Aim. Return exactly the lines that run from the one containing "Transcribe this image's" to the end of the entries, with both ends included.
#### Supplied material ####
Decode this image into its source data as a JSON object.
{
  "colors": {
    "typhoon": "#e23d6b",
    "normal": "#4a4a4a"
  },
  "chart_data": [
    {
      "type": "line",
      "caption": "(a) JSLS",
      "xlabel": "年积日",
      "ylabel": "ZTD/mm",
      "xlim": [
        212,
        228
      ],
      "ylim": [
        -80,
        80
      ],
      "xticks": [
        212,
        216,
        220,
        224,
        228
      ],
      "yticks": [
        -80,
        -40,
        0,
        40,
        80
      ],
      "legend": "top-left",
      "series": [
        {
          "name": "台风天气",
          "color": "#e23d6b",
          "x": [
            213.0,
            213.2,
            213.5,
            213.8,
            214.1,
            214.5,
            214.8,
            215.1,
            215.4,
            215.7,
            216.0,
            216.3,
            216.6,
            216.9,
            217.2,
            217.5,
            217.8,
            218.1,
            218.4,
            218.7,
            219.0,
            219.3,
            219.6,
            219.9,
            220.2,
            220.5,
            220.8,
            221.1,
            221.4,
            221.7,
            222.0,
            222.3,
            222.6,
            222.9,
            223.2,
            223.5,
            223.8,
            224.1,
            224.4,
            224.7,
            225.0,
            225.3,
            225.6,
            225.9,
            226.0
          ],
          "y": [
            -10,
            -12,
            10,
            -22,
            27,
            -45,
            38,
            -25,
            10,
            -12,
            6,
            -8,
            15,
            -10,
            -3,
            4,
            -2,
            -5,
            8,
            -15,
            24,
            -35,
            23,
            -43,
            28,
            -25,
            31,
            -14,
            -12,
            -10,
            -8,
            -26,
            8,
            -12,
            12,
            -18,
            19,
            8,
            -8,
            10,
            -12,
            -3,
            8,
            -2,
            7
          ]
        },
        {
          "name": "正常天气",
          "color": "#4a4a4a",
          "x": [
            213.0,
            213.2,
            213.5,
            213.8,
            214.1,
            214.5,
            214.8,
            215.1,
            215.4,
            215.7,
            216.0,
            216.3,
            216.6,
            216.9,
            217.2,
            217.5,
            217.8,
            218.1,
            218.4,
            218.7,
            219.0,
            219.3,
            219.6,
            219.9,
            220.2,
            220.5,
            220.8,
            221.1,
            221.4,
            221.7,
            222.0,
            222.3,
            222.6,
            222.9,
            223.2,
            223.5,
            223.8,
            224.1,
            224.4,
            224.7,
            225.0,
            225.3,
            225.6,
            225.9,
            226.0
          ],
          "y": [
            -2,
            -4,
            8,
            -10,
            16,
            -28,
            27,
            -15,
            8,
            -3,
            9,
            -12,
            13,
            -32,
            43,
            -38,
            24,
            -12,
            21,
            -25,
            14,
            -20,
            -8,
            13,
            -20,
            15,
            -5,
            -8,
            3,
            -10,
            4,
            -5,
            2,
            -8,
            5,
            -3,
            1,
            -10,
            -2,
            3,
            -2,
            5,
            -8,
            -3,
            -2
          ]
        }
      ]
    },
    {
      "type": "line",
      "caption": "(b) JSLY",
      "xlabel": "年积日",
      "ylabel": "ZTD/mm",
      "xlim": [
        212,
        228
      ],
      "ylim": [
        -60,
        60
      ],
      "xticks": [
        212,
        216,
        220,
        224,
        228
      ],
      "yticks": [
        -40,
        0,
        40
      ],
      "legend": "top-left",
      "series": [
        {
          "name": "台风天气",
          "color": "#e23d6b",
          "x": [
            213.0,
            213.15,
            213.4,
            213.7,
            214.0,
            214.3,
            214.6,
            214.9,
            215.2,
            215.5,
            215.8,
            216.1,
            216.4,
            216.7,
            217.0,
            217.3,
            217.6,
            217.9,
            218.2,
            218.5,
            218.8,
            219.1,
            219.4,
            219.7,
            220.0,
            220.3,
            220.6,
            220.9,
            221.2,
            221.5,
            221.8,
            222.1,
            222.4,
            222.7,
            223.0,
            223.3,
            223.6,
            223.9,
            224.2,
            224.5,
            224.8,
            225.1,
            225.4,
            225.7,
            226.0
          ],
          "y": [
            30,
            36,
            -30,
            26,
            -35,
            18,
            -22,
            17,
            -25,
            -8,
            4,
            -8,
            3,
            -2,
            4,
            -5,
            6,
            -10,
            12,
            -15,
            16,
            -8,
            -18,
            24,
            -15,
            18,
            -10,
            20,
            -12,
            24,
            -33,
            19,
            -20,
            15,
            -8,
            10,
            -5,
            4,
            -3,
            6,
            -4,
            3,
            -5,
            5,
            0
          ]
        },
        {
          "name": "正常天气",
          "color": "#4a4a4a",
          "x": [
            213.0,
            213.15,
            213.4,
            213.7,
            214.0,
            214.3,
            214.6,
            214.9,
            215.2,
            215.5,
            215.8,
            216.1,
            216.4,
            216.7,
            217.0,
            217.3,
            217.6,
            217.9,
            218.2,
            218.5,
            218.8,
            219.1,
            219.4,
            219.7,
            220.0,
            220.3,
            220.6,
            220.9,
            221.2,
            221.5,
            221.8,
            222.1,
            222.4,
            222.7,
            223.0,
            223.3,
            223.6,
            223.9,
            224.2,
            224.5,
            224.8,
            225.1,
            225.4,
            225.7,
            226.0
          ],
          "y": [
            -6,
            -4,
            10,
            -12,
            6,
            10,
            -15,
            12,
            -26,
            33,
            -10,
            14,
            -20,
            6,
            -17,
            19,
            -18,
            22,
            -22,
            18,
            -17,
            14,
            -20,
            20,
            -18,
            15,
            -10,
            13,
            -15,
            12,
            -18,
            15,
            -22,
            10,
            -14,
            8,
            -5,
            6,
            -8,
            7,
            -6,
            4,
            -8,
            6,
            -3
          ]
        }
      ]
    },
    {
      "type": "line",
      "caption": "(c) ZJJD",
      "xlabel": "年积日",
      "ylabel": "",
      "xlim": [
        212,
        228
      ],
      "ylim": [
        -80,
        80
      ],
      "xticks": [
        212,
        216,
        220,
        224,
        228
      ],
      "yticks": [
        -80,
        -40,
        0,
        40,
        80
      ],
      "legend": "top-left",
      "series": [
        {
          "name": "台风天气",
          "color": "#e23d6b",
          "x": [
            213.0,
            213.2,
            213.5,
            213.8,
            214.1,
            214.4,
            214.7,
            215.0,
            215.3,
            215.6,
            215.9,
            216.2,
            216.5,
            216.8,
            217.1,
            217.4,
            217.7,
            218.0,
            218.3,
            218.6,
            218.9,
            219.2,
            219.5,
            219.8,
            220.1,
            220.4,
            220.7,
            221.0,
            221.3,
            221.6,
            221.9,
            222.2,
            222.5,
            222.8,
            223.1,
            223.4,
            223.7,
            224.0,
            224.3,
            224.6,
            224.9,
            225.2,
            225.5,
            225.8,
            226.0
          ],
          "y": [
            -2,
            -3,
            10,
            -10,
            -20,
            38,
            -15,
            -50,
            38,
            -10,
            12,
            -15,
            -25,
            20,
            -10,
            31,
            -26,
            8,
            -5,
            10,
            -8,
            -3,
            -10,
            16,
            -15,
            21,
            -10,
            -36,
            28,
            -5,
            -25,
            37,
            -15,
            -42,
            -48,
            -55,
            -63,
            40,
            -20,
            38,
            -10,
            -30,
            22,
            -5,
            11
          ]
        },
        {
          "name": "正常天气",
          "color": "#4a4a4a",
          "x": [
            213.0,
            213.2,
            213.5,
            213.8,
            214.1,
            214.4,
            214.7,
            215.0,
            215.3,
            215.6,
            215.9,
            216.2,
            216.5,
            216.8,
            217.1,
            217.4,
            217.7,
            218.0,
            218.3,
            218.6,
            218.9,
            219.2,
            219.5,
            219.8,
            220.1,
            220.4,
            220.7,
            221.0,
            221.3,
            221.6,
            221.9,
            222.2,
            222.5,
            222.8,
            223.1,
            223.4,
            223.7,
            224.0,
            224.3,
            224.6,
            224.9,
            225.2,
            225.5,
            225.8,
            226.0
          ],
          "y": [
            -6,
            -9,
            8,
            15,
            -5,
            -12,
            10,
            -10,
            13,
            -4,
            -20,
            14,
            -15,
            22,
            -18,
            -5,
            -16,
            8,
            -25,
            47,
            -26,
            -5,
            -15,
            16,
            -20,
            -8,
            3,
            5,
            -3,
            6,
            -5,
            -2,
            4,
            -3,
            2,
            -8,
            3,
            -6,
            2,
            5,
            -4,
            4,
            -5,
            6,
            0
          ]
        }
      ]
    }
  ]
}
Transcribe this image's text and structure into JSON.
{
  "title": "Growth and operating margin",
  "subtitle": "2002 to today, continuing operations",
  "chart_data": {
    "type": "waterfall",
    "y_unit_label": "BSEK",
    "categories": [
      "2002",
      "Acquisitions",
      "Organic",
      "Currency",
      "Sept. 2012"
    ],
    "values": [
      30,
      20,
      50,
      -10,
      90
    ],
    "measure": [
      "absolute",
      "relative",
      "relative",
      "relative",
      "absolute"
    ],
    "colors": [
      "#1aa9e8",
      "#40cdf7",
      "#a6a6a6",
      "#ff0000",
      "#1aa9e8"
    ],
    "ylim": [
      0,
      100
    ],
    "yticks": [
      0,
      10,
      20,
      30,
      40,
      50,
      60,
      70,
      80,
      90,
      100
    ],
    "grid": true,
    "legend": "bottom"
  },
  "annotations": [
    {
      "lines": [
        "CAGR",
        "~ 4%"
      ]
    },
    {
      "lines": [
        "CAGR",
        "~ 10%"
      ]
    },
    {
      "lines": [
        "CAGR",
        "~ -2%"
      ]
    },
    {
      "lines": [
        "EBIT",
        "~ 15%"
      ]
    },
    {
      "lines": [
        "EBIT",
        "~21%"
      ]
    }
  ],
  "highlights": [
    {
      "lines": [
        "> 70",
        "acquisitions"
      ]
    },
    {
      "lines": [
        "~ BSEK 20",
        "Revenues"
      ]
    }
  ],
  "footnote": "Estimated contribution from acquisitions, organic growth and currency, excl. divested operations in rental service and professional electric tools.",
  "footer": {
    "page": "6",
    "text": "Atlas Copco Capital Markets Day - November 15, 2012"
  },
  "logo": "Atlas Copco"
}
####
Exercise solution.
Transcribe this image's text and structure into JSON.
{
  "title": "Growth and operating margin",
  "subtitle": "2002 to today, continuing operations",
  "chart_data": {
    "type": "waterfall",
    "y_unit_label": "BSEK",
    "categories": [
      "2002",
      "Acquisitions",
      "Organic",
      "Currency",
      "Sept. 2012"
    ],
    "values": [
      30,
      20,
      50,
      -10,
      90
    ],
    "measure": [
      "absolute",
      "relative",
      "relative",
      "relative",
      "absolute"
    ],
    "colors": [
      "#1aa9e8",
      "#40cdf7",
      "#a6a6a6",
      "#ff0000",
      "#1aa9e8"
    ],
    "ylim": [
      0,
      100
    ],
    "yticks": [
      0,
      10,
      20,
      30,
      40,
      50,
      60,
      70,
      80,
      90,
      100
    ],
    "grid": true,
    "legend": "bottom"
  },
  "annotations": [
    {
      "lines": [
        "CAGR",
        "~ 4%"
      ]
    },
    {
      "lines": [
        "CAGR",
        "~ 10%"
      ]
    },
    {
      "lines": [
        "CAGR",
        "~ -2%"
      ]
    },
    {
      "lines": [
        "EBIT",
        "~ 15%"
      ]
    },
    {
      "lines": [
        "EBIT",
        "~21%"
      ]
    }
  ],
  "highlights": [
    {
      "lines": [
        "> 70",
        "acquisitions"
      ]
    },
    {
      "lines": [
        "~ BSEK 20",
        "Revenues"
      ]
    }
  ],
  "footnote": "Estimated contribution from acquisitions, organic growth and currency, excl. divested operations in rental service and professional electric tools.",
  "footer": {
    "page": "6",
    "text": "Atlas Copco Capital Markets Day - November 15, 2012"
  },
  "logo": "Atlas Copco"
}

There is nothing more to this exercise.